### Job
Give every line back verbatim, dropping all images.

### Listed entries
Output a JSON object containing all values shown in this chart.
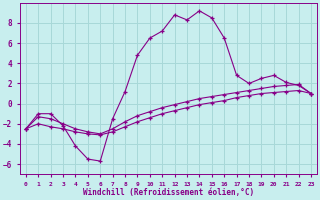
{
  "xlabel": "Windchill (Refroidissement éolien,°C)",
  "ylabel": "",
  "xlim": [
    -0.5,
    23.5
  ],
  "ylim": [
    -7,
    10
  ],
  "yticks": [
    -6,
    -4,
    -2,
    0,
    2,
    4,
    6,
    8
  ],
  "xticks": [
    0,
    1,
    2,
    3,
    4,
    5,
    6,
    7,
    8,
    9,
    10,
    11,
    12,
    13,
    14,
    15,
    16,
    17,
    18,
    19,
    20,
    21,
    22,
    23
  ],
  "bg_color": "#c8eeee",
  "grid_color": "#a8d8d8",
  "line_color": "#880088",
  "lines": [
    {
      "x": [
        0,
        1,
        2,
        3,
        4,
        5,
        6,
        7,
        8,
        9,
        10,
        11,
        12,
        13,
        14,
        15,
        16,
        17,
        18,
        19,
        20,
        21,
        22,
        23
      ],
      "y": [
        -2.5,
        -1.0,
        -1.0,
        -2.2,
        -4.2,
        -5.5,
        -5.7,
        -1.5,
        1.2,
        4.8,
        6.5,
        7.2,
        8.8,
        8.3,
        9.2,
        8.5,
        6.5,
        2.8,
        2.0,
        2.5,
        2.8,
        2.1,
        1.8,
        1.0
      ]
    },
    {
      "x": [
        0,
        1,
        2,
        3,
        4,
        5,
        6,
        7,
        8,
        9,
        10,
        11,
        12,
        13,
        14,
        15,
        16,
        17,
        18,
        19,
        20,
        21,
        22,
        23
      ],
      "y": [
        -2.5,
        -1.3,
        -1.5,
        -2.0,
        -2.5,
        -2.8,
        -3.0,
        -2.5,
        -1.8,
        -1.2,
        -0.8,
        -0.4,
        -0.1,
        0.2,
        0.5,
        0.7,
        0.9,
        1.1,
        1.3,
        1.5,
        1.7,
        1.8,
        1.9,
        1.0
      ]
    },
    {
      "x": [
        0,
        1,
        2,
        3,
        4,
        5,
        6,
        7,
        8,
        9,
        10,
        11,
        12,
        13,
        14,
        15,
        16,
        17,
        18,
        19,
        20,
        21,
        22,
        23
      ],
      "y": [
        -2.5,
        -2.0,
        -2.3,
        -2.5,
        -2.8,
        -3.0,
        -3.1,
        -2.8,
        -2.3,
        -1.8,
        -1.4,
        -1.0,
        -0.7,
        -0.4,
        -0.1,
        0.1,
        0.3,
        0.6,
        0.8,
        1.0,
        1.1,
        1.2,
        1.3,
        1.0
      ]
    }
  ]
}
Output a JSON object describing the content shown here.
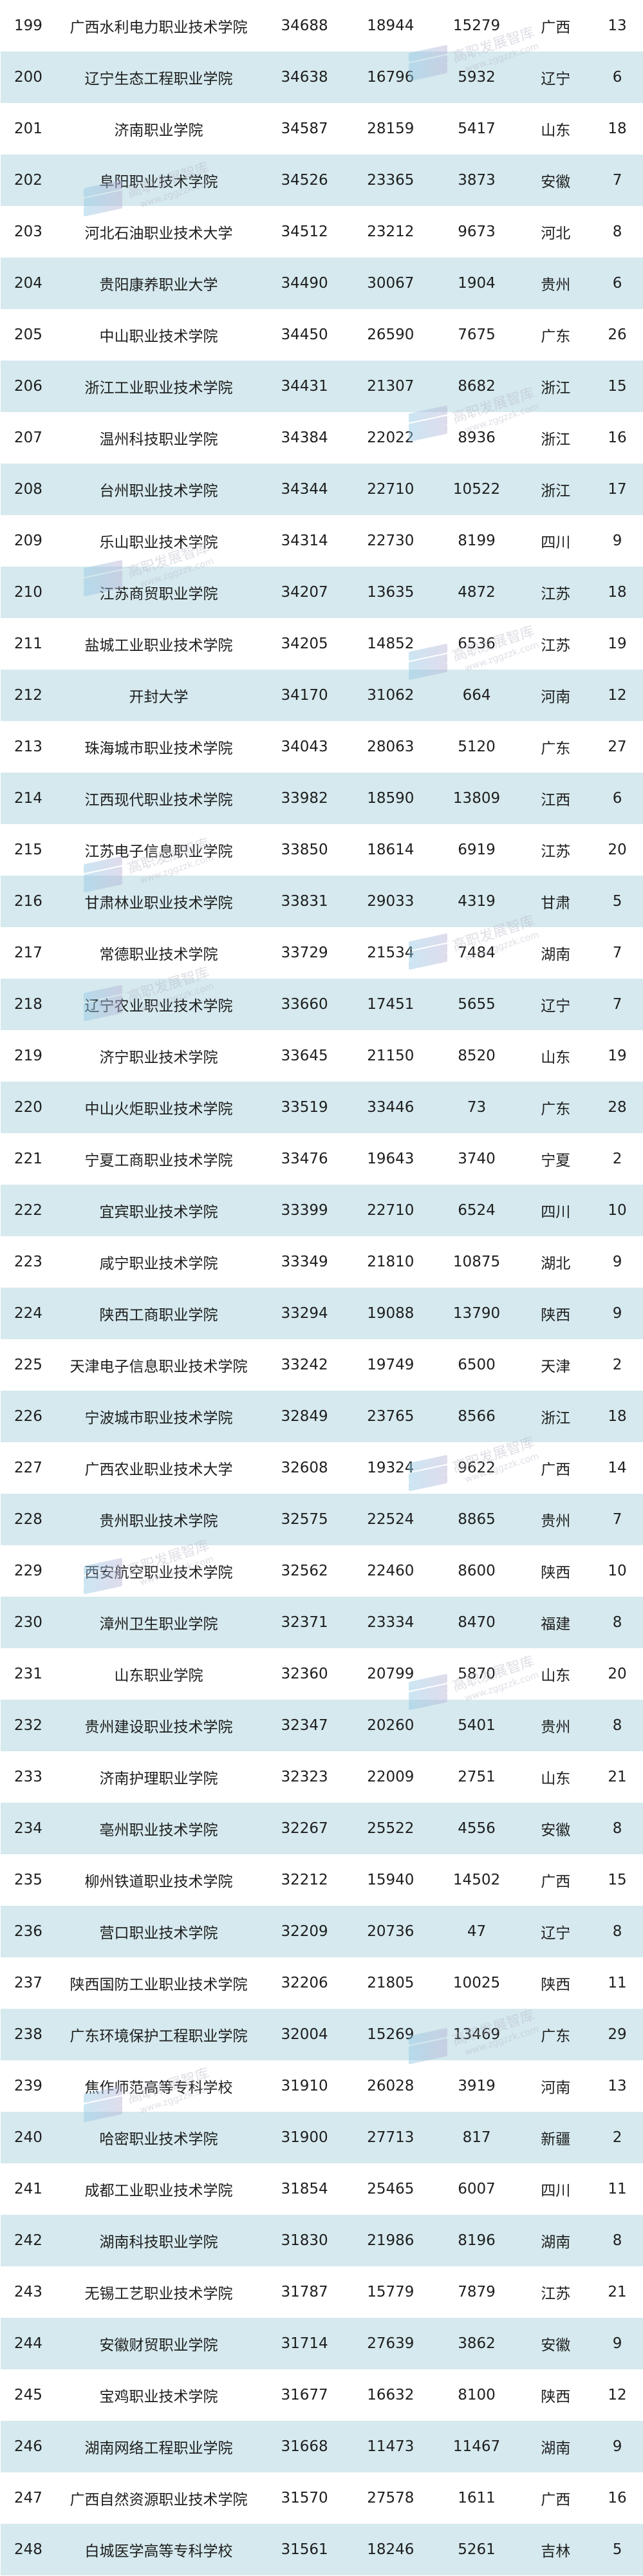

### Output below
Output a JSON object containing all values shown in this chart.
{
  "xlabel": "Windchill (Refroidissement éolien,°C)",
  "ylabel": "",
  "xlim": [
    -0.5,
    23.5
  ],
  "ylim": [
    -7,
    10
  ],
  "yticks": [
    -6,
    -4,
    -2,
    0,
    2,
    4,
    6,
    8
  ],
  "xticks": [
    0,
    1,
    2,
    3,
    4,
    5,
    6,
    7,
    8,
    9,
    10,
    11,
    12,
    13,
    14,
    15,
    16,
    17,
    18,
    19,
    20,
    21,
    22,
    23
  ],
  "bg_color": "#c8eeee",
  "grid_color": "#a8d8d8",
  "line_color": "#880088",
  "lines": [
    {
      "x": [
        0,
        1,
        2,
        3,
        4,
        5,
        6,
        7,
        8,
        9,
        10,
        11,
        12,
        13,
        14,
        15,
        16,
        17,
        18,
        19,
        20,
        21,
        22,
        23
      ],
      "y": [
        -2.5,
        -1.0,
        -1.0,
        -2.2,
        -4.2,
        -5.5,
        -5.7,
        -1.5,
        1.2,
        4.8,
        6.5,
        7.2,
        8.8,
        8.3,
        9.2,
        8.5,
        6.5,
        2.8,
        2.0,
        2.5,
        2.8,
        2.1,
        1.8,
        1.0
      ]
    },
    {
      "x": [
        0,
        1,
        2,
        3,
        4,
        5,
        6,
        7,
        8,
        9,
        10,
        11,
        12,
        13,
        14,
        15,
        16,
        17,
        18,
        19,
        20,
        21,
        22,
        23
      ],
      "y": [
        -2.5,
        -1.3,
        -1.5,
        -2.0,
        -2.5,
        -2.8,
        -3.0,
        -2.5,
        -1.8,
        -1.2,
        -0.8,
        -0.4,
        -0.1,
        0.2,
        0.5,
        0.7,
        0.9,
        1.1,
        1.3,
        1.5,
        1.7,
        1.8,
        1.9,
        1.0
      ]
    },
    {
      "x": [
        0,
        1,
        2,
        3,
        4,
        5,
        6,
        7,
        8,
        9,
        10,
        11,
        12,
        13,
        14,
        15,
        16,
        17,
        18,
        19,
        20,
        21,
        22,
        23
      ],
      "y": [
        -2.5,
        -2.0,
        -2.3,
        -2.5,
        -2.8,
        -3.0,
        -3.1,
        -2.8,
        -2.3,
        -1.8,
        -1.4,
        -1.0,
        -0.7,
        -0.4,
        -0.1,
        0.1,
        0.3,
        0.6,
        0.8,
        1.0,
        1.1,
        1.2,
        1.3,
        1.0
      ]
    }
  ]
}
Output a JSON object describing the content shown here.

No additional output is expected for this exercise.